# WHAT TO PRODUCE
Collect every line below that contains the word "start".

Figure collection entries

- - -

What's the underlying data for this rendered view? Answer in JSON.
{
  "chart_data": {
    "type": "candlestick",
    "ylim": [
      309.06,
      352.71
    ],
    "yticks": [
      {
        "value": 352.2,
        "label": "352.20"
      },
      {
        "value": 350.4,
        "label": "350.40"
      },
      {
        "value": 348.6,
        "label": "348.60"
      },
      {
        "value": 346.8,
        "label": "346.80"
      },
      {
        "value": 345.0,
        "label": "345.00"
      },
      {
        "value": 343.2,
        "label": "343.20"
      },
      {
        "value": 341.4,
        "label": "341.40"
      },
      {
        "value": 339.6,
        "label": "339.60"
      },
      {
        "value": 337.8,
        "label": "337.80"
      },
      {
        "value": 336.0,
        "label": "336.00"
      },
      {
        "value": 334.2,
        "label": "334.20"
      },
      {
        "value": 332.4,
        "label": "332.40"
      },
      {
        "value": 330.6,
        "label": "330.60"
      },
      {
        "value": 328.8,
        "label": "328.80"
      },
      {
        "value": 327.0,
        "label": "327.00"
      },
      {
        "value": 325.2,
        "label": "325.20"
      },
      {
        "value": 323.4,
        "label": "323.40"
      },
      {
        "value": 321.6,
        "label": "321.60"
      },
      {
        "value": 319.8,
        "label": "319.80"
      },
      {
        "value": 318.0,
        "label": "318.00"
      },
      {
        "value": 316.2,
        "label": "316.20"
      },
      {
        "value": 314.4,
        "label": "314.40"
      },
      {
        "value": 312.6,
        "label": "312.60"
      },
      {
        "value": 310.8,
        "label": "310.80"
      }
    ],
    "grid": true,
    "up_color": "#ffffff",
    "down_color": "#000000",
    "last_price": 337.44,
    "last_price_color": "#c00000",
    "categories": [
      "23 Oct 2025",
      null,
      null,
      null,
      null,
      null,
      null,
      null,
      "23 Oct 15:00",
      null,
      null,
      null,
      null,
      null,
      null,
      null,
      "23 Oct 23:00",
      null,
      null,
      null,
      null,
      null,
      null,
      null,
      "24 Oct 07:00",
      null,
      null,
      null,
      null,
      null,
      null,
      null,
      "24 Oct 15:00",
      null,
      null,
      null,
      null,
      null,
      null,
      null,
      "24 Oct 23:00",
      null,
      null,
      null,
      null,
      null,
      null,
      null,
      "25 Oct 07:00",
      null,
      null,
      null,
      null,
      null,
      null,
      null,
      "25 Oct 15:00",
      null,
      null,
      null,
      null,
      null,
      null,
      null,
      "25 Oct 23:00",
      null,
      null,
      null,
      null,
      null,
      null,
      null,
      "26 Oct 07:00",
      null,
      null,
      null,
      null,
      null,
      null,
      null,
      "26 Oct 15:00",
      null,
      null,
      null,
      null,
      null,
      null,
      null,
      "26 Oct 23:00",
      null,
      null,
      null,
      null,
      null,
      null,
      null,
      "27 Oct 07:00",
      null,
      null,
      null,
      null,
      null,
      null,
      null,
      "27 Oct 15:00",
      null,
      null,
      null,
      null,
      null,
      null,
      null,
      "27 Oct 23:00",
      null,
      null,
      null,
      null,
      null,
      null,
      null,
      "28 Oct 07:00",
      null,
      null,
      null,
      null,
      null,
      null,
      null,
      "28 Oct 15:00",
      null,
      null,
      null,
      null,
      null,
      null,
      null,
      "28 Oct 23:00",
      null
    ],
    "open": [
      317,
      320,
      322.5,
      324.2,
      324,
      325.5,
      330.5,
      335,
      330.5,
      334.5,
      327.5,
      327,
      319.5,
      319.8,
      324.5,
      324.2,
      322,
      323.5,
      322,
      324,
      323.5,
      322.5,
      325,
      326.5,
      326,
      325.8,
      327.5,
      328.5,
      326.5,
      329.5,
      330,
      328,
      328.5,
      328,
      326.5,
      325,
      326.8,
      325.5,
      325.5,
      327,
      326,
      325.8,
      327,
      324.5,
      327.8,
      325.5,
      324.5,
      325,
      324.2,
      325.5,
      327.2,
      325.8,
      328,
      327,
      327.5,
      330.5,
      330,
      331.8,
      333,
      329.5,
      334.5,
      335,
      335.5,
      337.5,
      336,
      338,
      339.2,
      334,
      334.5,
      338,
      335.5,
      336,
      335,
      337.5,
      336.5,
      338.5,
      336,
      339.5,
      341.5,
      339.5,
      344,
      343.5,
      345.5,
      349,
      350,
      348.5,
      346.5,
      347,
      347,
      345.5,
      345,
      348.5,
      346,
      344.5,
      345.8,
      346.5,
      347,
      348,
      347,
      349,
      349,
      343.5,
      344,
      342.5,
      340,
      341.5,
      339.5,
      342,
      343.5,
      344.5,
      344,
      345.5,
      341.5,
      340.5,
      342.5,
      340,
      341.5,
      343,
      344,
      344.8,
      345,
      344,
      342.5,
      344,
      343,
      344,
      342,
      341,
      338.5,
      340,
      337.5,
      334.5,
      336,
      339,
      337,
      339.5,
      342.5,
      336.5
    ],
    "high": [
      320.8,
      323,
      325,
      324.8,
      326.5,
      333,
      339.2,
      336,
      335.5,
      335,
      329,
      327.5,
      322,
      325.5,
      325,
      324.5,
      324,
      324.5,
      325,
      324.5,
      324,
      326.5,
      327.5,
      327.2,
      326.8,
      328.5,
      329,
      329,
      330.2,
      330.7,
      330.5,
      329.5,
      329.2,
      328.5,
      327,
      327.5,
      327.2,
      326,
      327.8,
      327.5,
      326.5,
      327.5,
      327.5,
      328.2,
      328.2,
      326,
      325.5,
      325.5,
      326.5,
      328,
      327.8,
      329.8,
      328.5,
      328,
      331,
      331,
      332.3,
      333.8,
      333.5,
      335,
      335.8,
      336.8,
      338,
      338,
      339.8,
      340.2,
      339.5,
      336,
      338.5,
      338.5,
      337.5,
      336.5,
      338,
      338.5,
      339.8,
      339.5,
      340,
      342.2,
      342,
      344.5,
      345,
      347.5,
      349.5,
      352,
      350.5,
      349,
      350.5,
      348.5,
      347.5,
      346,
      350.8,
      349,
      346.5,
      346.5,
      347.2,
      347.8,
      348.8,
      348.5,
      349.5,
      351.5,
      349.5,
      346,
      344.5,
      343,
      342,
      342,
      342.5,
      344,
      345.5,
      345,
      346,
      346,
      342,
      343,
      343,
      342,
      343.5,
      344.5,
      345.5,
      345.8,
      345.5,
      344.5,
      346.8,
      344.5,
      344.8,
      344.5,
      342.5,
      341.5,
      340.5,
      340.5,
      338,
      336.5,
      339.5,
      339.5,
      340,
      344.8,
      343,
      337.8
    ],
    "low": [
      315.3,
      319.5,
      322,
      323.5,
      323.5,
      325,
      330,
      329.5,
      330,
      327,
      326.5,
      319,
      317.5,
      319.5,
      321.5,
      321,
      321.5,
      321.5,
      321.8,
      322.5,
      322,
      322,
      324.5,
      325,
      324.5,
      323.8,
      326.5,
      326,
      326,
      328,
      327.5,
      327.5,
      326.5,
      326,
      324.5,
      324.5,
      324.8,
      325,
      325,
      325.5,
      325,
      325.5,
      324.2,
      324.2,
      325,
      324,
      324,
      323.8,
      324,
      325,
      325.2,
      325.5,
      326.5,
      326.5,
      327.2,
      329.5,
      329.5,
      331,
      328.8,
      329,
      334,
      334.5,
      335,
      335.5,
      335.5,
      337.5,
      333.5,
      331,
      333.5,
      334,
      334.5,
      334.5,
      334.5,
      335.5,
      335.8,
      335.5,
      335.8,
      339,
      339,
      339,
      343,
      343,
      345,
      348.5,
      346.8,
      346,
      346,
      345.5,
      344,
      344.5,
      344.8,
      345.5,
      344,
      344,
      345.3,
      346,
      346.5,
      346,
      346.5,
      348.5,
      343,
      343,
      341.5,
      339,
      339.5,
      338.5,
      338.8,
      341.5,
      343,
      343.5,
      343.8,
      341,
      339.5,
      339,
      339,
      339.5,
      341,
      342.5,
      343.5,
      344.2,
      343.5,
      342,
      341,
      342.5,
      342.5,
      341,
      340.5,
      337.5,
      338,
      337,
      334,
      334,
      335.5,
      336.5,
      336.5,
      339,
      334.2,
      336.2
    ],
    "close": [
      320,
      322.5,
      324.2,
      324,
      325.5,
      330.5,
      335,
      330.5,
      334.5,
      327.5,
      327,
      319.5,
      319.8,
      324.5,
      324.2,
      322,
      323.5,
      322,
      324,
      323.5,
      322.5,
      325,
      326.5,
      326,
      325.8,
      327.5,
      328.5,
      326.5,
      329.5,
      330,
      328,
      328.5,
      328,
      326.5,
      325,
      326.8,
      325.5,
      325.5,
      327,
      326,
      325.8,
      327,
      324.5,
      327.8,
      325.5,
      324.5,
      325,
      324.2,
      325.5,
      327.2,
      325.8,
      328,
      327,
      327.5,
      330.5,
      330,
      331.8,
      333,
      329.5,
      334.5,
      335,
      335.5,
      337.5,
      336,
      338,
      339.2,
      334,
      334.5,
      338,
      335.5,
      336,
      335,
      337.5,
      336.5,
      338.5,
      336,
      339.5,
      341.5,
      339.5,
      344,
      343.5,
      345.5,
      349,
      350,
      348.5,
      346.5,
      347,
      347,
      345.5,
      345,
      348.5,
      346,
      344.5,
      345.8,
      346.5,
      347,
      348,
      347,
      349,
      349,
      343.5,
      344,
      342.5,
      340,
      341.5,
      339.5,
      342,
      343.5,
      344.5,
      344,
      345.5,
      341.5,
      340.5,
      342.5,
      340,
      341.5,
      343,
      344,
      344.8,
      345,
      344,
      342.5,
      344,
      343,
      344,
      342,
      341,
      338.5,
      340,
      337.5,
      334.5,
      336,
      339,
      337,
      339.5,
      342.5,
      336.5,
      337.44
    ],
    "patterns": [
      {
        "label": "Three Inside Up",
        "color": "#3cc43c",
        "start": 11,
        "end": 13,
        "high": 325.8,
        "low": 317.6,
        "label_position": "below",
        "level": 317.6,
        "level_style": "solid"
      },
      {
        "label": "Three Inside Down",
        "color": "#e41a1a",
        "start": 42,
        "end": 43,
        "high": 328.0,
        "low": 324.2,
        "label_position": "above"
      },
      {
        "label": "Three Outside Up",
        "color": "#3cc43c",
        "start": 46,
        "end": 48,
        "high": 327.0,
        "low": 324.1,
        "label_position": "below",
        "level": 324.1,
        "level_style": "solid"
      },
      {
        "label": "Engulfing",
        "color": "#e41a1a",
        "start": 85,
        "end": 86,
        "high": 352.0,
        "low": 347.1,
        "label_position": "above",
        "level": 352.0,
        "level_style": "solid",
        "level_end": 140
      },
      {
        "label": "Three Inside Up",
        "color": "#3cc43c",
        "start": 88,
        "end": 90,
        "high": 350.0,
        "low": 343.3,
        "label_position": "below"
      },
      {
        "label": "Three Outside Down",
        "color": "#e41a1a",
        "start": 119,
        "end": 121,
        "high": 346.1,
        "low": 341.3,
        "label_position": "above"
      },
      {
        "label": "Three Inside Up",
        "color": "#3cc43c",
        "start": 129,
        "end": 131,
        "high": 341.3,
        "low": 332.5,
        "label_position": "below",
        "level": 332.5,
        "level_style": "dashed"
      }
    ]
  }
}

- - -

# OUTPUT
        "start": 11,
        "start": 42,
        "start": 46,
        "start": 85,
        "start": 88,
        "start": 119,
        "start": 129,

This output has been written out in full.